**THE REQUEST:** Omit every picture, then give all the entries again exactly.

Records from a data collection
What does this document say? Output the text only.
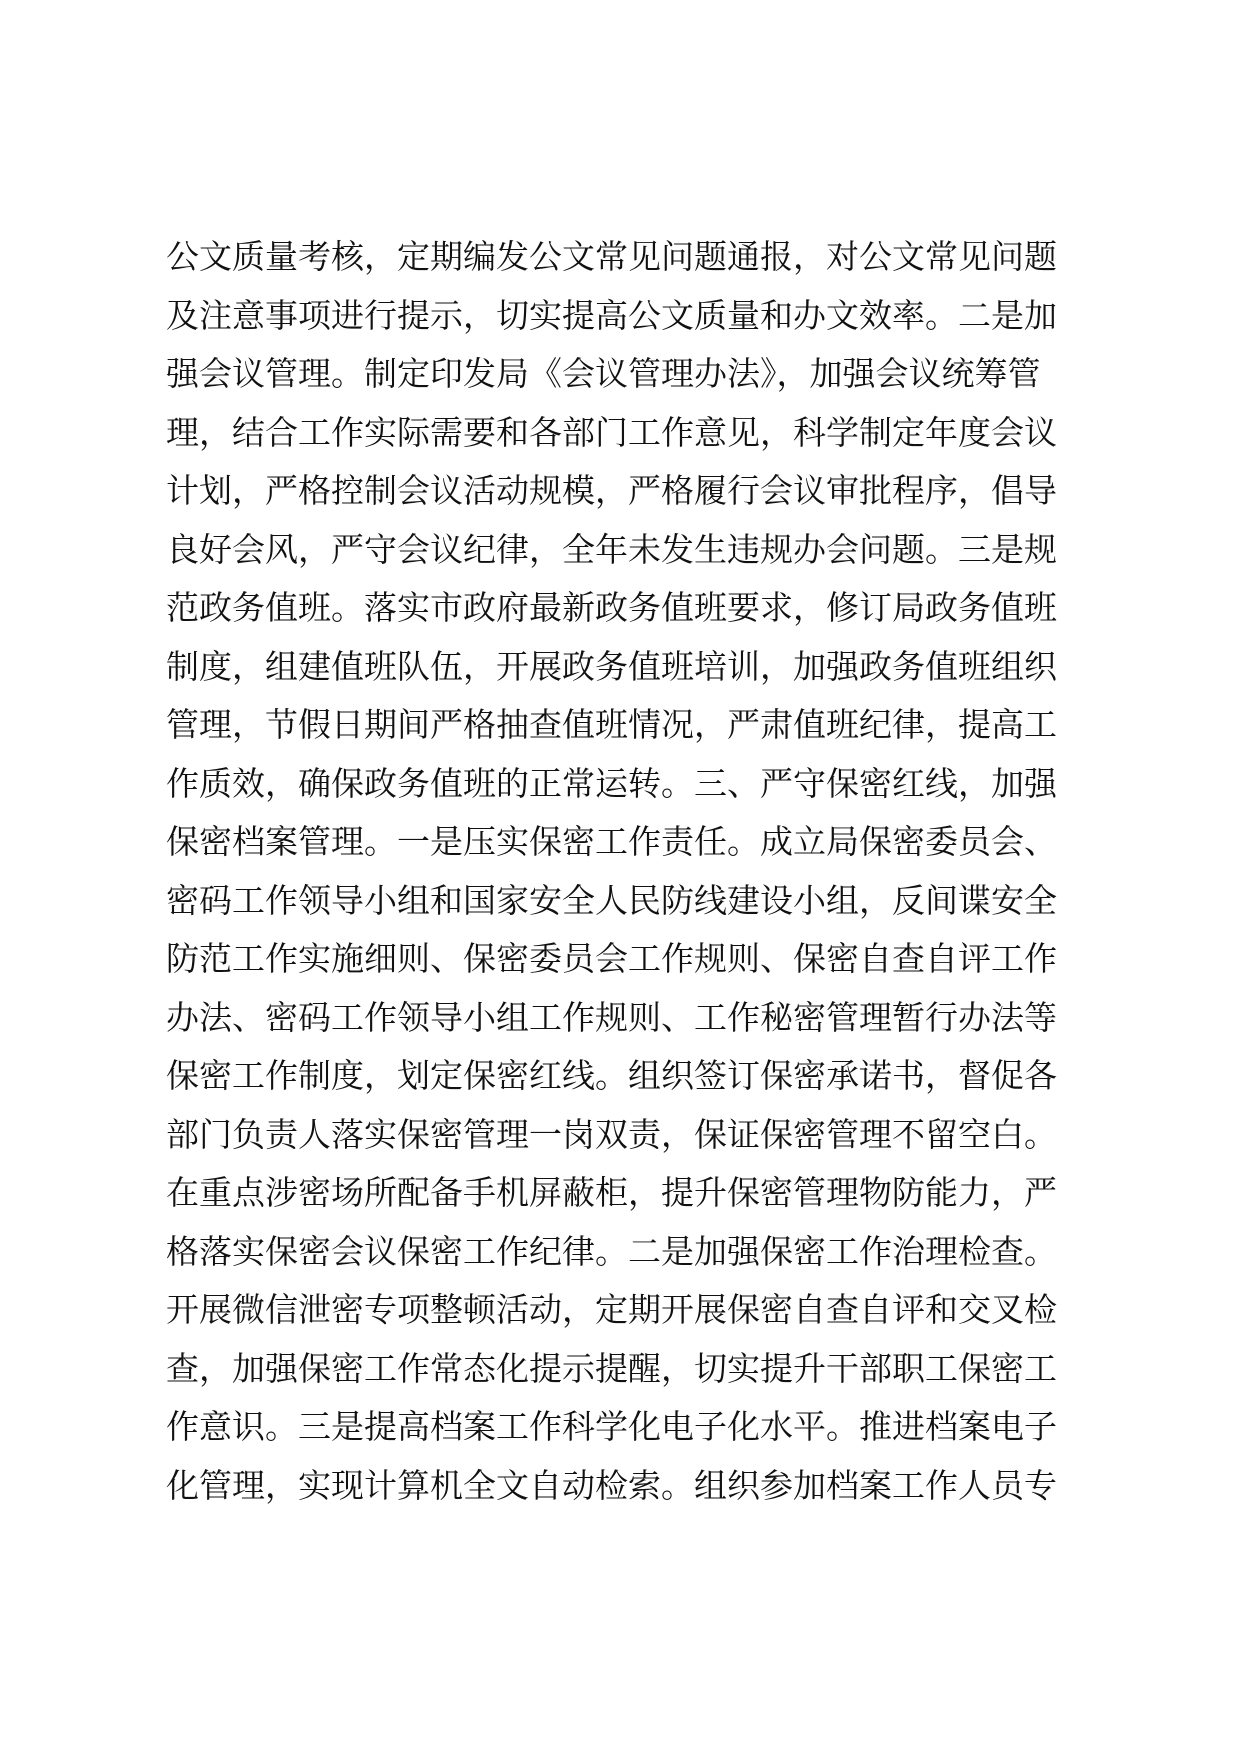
公文质量考核，定期编发公文常见问题通报，对公文常见问题
及注意事项进行提示，切实提高公文质量和办文效率。二是加
强会议管理。制定印发局《会议管理办法》，加强会议统筹管
理，结合工作实际需要和各部门工作意见，科学制定年度会议
计划，严格控制会议活动规模，严格履行会议审批程序，倡导
良好会风，严守会议纪律，全年未发生违规办会问题。三是规
范政务值班。落实市政府最新政务值班要求，修订局政务值班
制度，组建值班队伍，开展政务值班培训，加强政务值班组织
管理，节假日期间严格抽查值班情况，严肃值班纪律，提高工
作质效，确保政务值班的正常运转。三、严守保密红线，加强
保密档案管理。一是压实保密工作责任。成立局保密委员会、
密码工作领导小组和国家安全人民防线建设小组，反间谍安全
防范工作实施细则、保密委员会工作规则、保密自查自评工作
办法、密码工作领导小组工作规则、工作秘密管理暂行办法等
保密工作制度，划定保密红线。组织签订保密承诺书，督促各
部门负责人落实保密管理一岗双责，保证保密管理不留空白。
在重点涉密场所配备手机屏蔽柜，提升保密管理物防能力，严
格落实保密会议保密工作纪律。二是加强保密工作治理检查。
开展微信泄密专项整顿活动，定期开展保密自查自评和交叉检
查，加强保密工作常态化提示提醒，切实提升干部职工保密工
作意识。三是提高档案工作科学化电子化水平。推进档案电子
化管理，实现计算机全文自动检索。组织参加档案工作人员专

**RESULT OF THE TASK:**
What does this document say? Output the text only.
公文质量考核，定期编发公文常见问题通报，对公文常见问题
及注意事项进行提示，切实提高公文质量和办文效率。二是加
强会议管理。制定印发局《会议管理办法》，加强会议统筹管
理，结合工作实际需要和各部门工作意见，科学制定年度会议
计划，严格控制会议活动规模，严格履行会议审批程序，倡导
良好会风，严守会议纪律，全年未发生违规办会问题。三是规
范政务值班。落实市政府最新政务值班要求，修订局政务值班
制度，组建值班队伍，开展政务值班培训，加强政务值班组织
管理，节假日期间严格抽查值班情况，严肃值班纪律，提高工
作质效，确保政务值班的正常运转。三、严守保密红线，加强
保密档案管理。一是压实保密工作责任。成立局保密委员会、
密码工作领导小组和国家安全人民防线建设小组，反间谍安全
防范工作实施细则、保密委员会工作规则、保密自查自评工作
办法、密码工作领导小组工作规则、工作秘密管理暂行办法等
保密工作制度，划定保密红线。组织签订保密承诺书，督促各
部门负责人落实保密管理一岗双责，保证保密管理不留空白。
在重点涉密场所配备手机屏蔽柜，提升保密管理物防能力，严
格落实保密会议保密工作纪律。二是加强保密工作治理检查。
开展微信泄密专项整顿活动，定期开展保密自查自评和交叉检
查，加强保密工作常态化提示提醒，切实提升干部职工保密工
作意识。三是提高档案工作科学化电子化水平。推进档案电子
化管理，实现计算机全文自动检索。组织参加档案工作人员专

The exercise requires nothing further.